(What this task involves) Extract from the listing each line in which the word "ylabel" appears.

** START OF Available records **

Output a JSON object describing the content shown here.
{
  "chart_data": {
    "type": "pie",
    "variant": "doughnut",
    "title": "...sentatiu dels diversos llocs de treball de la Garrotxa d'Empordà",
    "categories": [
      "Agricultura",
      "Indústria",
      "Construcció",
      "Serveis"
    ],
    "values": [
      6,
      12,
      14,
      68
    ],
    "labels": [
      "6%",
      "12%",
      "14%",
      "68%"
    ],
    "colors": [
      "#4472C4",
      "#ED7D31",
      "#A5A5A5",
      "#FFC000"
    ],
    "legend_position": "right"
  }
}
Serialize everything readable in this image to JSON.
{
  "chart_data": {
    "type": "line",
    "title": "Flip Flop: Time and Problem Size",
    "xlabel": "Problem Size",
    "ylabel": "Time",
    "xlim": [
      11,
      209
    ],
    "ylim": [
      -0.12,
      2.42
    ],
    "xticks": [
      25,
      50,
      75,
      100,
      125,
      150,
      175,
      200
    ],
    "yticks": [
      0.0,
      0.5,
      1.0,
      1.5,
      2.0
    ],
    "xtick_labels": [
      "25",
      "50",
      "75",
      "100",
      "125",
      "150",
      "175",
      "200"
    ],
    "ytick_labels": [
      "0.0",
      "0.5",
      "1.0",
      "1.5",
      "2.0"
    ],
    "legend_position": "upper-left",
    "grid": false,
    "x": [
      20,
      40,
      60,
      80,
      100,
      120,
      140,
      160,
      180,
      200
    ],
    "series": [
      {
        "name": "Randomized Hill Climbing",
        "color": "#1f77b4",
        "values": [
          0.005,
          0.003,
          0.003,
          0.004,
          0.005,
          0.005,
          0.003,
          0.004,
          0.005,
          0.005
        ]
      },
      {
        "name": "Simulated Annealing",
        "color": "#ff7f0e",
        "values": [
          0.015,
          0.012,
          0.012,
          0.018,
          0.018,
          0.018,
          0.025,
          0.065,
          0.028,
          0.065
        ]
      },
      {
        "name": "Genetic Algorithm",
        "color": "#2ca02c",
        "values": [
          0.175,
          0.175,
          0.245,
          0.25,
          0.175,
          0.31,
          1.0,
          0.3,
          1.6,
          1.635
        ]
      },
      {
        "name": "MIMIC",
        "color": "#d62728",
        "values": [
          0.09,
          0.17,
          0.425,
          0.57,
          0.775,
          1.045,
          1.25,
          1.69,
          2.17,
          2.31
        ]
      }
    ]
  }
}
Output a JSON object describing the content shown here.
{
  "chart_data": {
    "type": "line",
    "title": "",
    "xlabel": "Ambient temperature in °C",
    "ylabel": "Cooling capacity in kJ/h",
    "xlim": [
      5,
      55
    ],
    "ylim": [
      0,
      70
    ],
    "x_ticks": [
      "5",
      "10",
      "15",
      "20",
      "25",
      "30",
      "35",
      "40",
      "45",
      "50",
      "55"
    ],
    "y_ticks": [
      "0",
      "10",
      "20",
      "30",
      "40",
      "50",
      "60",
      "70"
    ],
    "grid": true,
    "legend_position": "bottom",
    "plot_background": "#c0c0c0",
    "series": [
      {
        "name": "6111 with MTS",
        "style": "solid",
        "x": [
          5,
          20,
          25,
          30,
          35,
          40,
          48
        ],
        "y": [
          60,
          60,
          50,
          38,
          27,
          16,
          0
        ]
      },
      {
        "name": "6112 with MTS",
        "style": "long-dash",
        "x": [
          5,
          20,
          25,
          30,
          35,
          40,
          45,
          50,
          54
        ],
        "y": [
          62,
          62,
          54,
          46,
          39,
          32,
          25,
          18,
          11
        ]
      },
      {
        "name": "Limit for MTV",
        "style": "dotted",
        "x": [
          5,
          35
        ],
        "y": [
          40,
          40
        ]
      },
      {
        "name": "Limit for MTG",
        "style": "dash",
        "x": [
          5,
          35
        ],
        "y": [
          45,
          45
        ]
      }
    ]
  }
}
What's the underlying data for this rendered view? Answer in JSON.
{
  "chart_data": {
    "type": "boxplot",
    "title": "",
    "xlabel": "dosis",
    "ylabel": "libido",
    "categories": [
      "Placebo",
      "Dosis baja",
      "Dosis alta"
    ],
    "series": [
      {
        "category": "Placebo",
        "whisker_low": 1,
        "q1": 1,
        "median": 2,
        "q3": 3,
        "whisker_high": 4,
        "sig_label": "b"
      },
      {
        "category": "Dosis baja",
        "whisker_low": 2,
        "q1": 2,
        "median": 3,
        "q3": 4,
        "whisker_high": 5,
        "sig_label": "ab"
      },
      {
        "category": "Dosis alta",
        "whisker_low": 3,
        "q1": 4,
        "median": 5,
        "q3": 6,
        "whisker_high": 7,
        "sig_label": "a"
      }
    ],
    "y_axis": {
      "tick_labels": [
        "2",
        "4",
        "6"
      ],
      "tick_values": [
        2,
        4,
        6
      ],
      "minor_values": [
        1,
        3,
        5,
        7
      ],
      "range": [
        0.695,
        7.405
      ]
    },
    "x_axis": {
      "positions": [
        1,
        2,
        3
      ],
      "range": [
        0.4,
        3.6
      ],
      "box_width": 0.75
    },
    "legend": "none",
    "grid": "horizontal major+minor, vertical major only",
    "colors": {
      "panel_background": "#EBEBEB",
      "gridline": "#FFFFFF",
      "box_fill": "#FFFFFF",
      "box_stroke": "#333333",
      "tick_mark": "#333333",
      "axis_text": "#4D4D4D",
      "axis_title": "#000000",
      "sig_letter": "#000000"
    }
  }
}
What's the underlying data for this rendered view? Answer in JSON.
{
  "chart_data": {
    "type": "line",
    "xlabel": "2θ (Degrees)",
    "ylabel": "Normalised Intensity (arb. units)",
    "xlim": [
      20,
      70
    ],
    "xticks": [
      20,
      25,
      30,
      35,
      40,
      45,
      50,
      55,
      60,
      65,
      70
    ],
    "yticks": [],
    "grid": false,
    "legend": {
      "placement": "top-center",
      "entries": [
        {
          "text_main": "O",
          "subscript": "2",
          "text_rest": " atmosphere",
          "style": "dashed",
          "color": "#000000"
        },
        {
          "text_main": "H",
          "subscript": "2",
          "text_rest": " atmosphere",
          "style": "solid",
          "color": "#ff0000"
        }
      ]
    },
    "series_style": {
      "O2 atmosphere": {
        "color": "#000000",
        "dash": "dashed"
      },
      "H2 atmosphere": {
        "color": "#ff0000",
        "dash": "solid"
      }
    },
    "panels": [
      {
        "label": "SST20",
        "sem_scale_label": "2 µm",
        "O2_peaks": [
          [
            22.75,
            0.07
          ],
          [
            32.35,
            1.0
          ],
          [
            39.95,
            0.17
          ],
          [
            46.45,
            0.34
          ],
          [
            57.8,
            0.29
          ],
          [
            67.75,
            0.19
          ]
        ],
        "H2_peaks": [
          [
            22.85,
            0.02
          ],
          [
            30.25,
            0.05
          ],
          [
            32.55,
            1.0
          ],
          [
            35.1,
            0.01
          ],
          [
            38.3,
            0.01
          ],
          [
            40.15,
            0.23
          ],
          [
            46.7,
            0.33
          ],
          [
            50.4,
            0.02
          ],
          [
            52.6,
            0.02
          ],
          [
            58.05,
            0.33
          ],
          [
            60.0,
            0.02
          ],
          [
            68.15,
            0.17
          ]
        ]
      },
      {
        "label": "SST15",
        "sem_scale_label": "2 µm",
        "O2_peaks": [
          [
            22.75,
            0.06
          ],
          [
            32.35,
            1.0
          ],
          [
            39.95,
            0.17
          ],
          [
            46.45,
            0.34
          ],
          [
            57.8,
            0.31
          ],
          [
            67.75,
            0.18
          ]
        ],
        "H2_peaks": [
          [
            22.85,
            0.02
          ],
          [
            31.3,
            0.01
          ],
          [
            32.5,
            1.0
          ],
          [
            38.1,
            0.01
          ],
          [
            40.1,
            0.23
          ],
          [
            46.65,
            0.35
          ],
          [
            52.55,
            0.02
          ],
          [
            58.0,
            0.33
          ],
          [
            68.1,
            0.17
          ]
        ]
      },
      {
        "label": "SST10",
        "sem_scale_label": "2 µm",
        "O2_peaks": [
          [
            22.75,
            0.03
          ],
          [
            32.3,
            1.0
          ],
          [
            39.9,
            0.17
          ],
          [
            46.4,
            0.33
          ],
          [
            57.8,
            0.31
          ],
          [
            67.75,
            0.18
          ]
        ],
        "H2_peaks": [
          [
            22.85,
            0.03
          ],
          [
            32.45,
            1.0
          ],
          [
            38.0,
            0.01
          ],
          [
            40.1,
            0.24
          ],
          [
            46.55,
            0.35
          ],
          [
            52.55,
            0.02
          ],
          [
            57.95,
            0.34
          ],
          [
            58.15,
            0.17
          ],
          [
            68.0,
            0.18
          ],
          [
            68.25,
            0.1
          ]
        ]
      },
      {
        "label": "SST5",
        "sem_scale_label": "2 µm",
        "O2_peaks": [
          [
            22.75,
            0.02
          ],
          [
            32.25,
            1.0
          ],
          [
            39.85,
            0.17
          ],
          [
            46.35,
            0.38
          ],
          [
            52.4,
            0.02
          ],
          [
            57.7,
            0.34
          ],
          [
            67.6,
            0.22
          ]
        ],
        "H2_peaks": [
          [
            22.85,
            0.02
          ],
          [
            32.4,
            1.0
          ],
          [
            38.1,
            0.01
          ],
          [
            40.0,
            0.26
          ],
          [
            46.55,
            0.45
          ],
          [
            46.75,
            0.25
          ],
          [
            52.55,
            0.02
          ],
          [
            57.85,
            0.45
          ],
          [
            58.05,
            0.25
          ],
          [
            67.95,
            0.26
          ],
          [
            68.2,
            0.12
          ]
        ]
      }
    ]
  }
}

** END OF Available records **

(Result of the task)
    "ylabel": "Time",
    "ylabel": "Cooling capacity in kJ/h",
    "ylabel": "libido",
    "ylabel": "Normalised Intensity (arb. units)",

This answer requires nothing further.